§ TASKS:
a) Answer these questions about the novae message:
(i) When was it submitted?
(ii) What sky area is offered as an example limit for intensive observations?
(iii) Which lsst-general message holds the full list of desiderata?
b) Reproduce the stretch of the novae message from "From: Michael Strauss" through "the nova writeup.", swapping "nova writeup" for "nova report".

§ DOCUMENT SECTION:
:::
Subject: novae

From: Michael Strauss

Submitted: Mon, 21 Apr 2003 13:17:23 -0400 (EDT)

Message number: 110 (previous: 109, next: 111 up: Index)

Hi Mike,
  I never got a chance to thank you for sending out the nova writeup.
Are you in a position to give more details?  In particular, I think we
need more on cadence, filter choice, etc.  Your writeup ended with a
brief discussion of these issues, but I want to understand what
actually is needed.  For example, you talk about detecting 24 mag
novae, but these objects will be 5-sigma detections with a single
observation with the DMT; is that good enough?  What if we told you
you could get the kind of intensive observations you need but only
over, say, only 2000 square degrees?  

  In more generality, it would be very valuable if you could address
the full list of desiderata listed in lsst-general #102:


      The area of sky imaged at any given time.
       The total area of sky to be covered. 
       The depth and dynamic range needed in a single exposure.
       The depth and dynamic range needed in stacked exposure. 
       Length of individual exposures. 
       Requirements on slew time. 
      The requirements on seeing, PSF, and pixel size: uniformity of
        PSF, aberrations of PSF, all as function of wavelength.
       The filters needed/on what cadence?
:::
§ SUPPLIED ENTRIES:
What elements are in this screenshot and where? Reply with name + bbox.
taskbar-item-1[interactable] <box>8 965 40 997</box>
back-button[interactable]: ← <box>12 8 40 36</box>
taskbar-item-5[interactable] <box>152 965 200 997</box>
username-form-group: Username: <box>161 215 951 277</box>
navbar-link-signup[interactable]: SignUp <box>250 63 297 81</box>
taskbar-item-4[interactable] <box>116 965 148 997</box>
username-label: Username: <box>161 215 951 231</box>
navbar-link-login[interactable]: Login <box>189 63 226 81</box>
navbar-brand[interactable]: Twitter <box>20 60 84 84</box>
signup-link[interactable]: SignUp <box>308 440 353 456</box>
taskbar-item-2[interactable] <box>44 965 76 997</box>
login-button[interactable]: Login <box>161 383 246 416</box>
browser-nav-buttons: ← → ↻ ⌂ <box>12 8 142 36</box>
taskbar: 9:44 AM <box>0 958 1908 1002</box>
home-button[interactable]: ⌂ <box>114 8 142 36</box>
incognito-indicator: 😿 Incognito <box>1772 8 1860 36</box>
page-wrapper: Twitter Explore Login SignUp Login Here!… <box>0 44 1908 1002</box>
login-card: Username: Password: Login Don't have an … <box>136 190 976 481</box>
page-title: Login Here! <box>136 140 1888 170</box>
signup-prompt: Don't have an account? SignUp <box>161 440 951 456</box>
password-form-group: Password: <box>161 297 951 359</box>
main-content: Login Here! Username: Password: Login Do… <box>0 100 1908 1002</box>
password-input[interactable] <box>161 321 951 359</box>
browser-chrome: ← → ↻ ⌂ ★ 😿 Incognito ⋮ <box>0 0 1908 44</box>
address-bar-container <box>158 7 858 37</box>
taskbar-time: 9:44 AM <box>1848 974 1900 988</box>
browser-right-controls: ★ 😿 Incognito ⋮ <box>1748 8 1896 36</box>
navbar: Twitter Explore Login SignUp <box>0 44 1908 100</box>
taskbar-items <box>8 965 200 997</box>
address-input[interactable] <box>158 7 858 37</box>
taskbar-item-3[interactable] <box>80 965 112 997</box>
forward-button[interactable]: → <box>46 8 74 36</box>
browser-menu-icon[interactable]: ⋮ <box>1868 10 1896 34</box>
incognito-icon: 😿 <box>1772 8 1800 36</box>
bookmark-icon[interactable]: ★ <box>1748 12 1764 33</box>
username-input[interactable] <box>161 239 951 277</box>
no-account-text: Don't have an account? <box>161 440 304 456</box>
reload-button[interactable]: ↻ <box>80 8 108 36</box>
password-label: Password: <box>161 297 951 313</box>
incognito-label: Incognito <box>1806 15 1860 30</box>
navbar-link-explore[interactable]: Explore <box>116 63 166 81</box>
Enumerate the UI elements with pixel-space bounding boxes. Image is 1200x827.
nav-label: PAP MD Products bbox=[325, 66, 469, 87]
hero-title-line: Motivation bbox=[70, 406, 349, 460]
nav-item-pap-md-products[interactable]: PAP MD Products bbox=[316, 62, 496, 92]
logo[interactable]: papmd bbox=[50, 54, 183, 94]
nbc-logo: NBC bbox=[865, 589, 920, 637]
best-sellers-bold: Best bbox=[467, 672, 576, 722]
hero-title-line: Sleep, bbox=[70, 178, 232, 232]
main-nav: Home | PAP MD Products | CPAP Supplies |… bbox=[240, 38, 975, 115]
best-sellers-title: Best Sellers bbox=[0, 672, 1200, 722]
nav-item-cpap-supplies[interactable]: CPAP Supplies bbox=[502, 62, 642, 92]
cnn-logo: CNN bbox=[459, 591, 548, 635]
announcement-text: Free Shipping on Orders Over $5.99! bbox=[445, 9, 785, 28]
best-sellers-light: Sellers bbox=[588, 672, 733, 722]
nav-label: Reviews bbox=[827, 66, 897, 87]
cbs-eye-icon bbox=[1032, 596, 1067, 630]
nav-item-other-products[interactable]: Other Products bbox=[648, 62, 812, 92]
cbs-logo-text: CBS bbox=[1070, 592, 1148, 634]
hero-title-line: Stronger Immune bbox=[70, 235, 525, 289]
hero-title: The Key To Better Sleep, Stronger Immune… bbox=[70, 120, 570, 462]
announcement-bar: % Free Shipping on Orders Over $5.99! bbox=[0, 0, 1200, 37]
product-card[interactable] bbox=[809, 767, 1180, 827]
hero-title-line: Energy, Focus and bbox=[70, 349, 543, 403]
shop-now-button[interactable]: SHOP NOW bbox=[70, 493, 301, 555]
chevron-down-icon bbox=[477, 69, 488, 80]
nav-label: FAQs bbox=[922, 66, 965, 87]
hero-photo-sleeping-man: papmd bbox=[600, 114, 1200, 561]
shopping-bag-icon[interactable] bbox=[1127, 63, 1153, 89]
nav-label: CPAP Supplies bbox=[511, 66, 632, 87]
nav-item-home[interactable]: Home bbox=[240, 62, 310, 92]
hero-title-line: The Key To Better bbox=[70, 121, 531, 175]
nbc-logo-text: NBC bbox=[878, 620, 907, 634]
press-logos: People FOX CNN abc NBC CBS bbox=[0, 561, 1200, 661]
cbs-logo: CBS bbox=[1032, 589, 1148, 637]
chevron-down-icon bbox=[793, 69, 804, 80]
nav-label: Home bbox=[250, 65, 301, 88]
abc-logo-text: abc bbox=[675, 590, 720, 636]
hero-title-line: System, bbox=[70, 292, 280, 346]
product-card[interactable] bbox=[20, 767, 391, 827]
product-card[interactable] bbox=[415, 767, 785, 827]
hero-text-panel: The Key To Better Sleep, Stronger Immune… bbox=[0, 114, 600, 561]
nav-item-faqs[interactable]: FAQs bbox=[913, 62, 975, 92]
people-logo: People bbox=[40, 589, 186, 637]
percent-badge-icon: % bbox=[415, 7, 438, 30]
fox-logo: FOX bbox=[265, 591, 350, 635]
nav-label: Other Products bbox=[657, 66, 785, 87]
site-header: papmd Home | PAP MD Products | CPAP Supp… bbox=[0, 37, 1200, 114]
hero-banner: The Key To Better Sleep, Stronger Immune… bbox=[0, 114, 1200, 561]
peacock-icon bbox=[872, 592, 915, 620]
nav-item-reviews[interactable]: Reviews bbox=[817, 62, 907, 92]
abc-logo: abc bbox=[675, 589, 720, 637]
:::
§ PER-TASK OUTPUTS:
a)
(i) Mon, 21 Apr 2003 13:17:23 -0400 (EDT)
(ii) 2000 square degrees
(iii) lsst-general #102

b)
From: Michael Strauss

Submitted: Mon, 21 Apr 2003 13:17:23 -0400 (EDT)

Message number: 110 (previous: 109, next: 111 up: Index)

Hi Mike,
  I never got a chance to thank you for sending out the nova report.